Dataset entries
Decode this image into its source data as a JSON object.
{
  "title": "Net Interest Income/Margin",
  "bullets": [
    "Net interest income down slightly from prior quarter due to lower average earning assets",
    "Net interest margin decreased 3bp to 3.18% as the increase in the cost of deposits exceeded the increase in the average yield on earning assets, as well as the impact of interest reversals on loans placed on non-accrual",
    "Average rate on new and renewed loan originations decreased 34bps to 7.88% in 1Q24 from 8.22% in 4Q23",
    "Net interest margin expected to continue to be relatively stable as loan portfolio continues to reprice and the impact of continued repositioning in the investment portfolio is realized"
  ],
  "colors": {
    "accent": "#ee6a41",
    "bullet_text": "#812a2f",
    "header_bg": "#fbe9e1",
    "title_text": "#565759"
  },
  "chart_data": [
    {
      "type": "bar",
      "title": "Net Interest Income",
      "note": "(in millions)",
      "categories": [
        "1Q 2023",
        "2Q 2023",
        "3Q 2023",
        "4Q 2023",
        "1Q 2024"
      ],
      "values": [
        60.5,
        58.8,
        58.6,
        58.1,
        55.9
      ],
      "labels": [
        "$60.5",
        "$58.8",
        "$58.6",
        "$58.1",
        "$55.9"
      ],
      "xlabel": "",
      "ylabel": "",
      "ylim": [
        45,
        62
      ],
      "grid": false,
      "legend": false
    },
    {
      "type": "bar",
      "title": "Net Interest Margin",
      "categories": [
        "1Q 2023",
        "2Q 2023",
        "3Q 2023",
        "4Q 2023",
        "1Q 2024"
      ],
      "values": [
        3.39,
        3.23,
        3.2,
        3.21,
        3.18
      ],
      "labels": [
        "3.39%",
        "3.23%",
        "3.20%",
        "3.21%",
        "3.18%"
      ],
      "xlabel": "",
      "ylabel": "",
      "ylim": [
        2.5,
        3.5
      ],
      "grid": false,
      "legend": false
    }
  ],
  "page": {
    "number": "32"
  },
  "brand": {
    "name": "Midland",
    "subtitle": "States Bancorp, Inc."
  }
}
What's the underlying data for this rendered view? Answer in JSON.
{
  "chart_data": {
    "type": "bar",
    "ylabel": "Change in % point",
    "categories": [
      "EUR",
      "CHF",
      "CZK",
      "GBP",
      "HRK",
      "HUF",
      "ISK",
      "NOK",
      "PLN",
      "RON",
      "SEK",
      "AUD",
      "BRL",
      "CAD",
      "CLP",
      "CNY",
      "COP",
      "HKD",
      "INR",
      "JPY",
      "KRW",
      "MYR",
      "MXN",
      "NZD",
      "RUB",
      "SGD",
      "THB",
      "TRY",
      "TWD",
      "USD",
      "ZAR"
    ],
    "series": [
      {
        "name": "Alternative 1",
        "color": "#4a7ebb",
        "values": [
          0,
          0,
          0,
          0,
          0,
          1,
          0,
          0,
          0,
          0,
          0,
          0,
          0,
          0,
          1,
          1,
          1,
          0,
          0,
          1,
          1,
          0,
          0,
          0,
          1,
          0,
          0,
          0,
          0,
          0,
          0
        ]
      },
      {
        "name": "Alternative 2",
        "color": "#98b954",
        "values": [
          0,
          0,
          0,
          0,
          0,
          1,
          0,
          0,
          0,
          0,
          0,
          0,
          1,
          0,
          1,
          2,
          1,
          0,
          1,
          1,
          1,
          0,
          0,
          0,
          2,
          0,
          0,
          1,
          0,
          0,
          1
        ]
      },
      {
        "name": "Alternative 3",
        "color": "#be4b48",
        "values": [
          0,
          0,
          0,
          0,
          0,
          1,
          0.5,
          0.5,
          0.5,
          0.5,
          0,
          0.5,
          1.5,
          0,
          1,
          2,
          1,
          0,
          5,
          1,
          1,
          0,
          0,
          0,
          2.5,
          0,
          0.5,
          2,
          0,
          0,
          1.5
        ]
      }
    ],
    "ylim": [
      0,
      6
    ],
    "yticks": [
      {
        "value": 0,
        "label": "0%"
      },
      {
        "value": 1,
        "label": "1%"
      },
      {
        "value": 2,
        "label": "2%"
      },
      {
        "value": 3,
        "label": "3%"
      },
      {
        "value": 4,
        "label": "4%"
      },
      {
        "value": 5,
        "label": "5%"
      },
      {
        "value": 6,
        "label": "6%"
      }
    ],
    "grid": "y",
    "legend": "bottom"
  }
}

◆ **Exercise prompt**
Write the entire listing out again, word for word.

◆ **Reply**
Decode this image into its source data as a JSON object.
{
  "title": "Net Interest Income/Margin",
  "bullets": [
    "Net interest income down slightly from prior quarter due to lower average earning assets",
    "Net interest margin decreased 3bp to 3.18% as the increase in the cost of deposits exceeded the increase in the average yield on earning assets, as well as the impact of interest reversals on loans placed on non-accrual",
    "Average rate on new and renewed loan originations decreased 34bps to 7.88% in 1Q24 from 8.22% in 4Q23",
    "Net interest margin expected to continue to be relatively stable as loan portfolio continues to reprice and the impact of continued repositioning in the investment portfolio is realized"
  ],
  "colors": {
    "accent": "#ee6a41",
    "bullet_text": "#812a2f",
    "header_bg": "#fbe9e1",
    "title_text": "#565759"
  },
  "chart_data": [
    {
      "type": "bar",
      "title": "Net Interest Income",
      "note": "(in millions)",
      "categories": [
        "1Q 2023",
        "2Q 2023",
        "3Q 2023",
        "4Q 2023",
        "1Q 2024"
      ],
      "values": [
        60.5,
        58.8,
        58.6,
        58.1,
        55.9
      ],
      "labels": [
        "$60.5",
        "$58.8",
        "$58.6",
        "$58.1",
        "$55.9"
      ],
      "xlabel": "",
      "ylabel": "",
      "ylim": [
        45,
        62
      ],
      "grid": false,
      "legend": false
    },
    {
      "type": "bar",
      "title": "Net Interest Margin",
      "categories": [
        "1Q 2023",
        "2Q 2023",
        "3Q 2023",
        "4Q 2023",
        "1Q 2024"
      ],
      "values": [
        3.39,
        3.23,
        3.2,
        3.21,
        3.18
      ],
      "labels": [
        "3.39%",
        "3.23%",
        "3.20%",
        "3.21%",
        "3.18%"
      ],
      "xlabel": "",
      "ylabel": "",
      "ylim": [
        2.5,
        3.5
      ],
      "grid": false,
      "legend": false
    }
  ],
  "page": {
    "number": "32"
  },
  "brand": {
    "name": "Midland",
    "subtitle": "States Bancorp, Inc."
  }
}
What's the underlying data for this rendered view? Answer in JSON.
{
  "chart_data": {
    "type": "bar",
    "ylabel": "Change in % point",
    "categories": [
      "EUR",
      "CHF",
      "CZK",
      "GBP",
      "HRK",
      "HUF",
      "ISK",
      "NOK",
      "PLN",
      "RON",
      "SEK",
      "AUD",
      "BRL",
      "CAD",
      "CLP",
      "CNY",
      "COP",
      "HKD",
      "INR",
      "JPY",
      "KRW",
      "MYR",
      "MXN",
      "NZD",
      "RUB",
      "SGD",
      "THB",
      "TRY",
      "TWD",
      "USD",
      "ZAR"
    ],
    "series": [
      {
        "name": "Alternative 1",
        "color": "#4a7ebb",
        "values": [
          0,
          0,
          0,
          0,
          0,
          1,
          0,
          0,
          0,
          0,
          0,
          0,
          0,
          0,
          1,
          1,
          1,
          0,
          0,
          1,
          1,
          0,
          0,
          0,
          1,
          0,
          0,
          0,
          0,
          0,
          0
        ]
      },
      {
        "name": "Alternative 2",
        "color": "#98b954",
        "values": [
          0,
          0,
          0,
          0,
          0,
          1,
          0,
          0,
          0,
          0,
          0,
          0,
          1,
          0,
          1,
          2,
          1,
          0,
          1,
          1,
          1,
          0,
          0,
          0,
          2,
          0,
          0,
          1,
          0,
          0,
          1
        ]
      },
      {
        "name": "Alternative 3",
        "color": "#be4b48",
        "values": [
          0,
          0,
          0,
          0,
          0,
          1,
          0.5,
          0.5,
          0.5,
          0.5,
          0,
          0.5,
          1.5,
          0,
          1,
          2,
          1,
          0,
          5,
          1,
          1,
          0,
          0,
          0,
          2.5,
          0,
          0.5,
          2,
          0,
          0,
          1.5
        ]
      }
    ],
    "ylim": [
      0,
      6
    ],
    "yticks": [
      {
        "value": 0,
        "label": "0%"
      },
      {
        "value": 1,
        "label": "1%"
      },
      {
        "value": 2,
        "label": "2%"
      },
      {
        "value": 3,
        "label": "3%"
      },
      {
        "value": 4,
        "label": "4%"
      },
      {
        "value": 5,
        "label": "5%"
      },
      {
        "value": 6,
        "label": "6%"
      }
    ],
    "grid": "y",
    "legend": "bottom"
  }
}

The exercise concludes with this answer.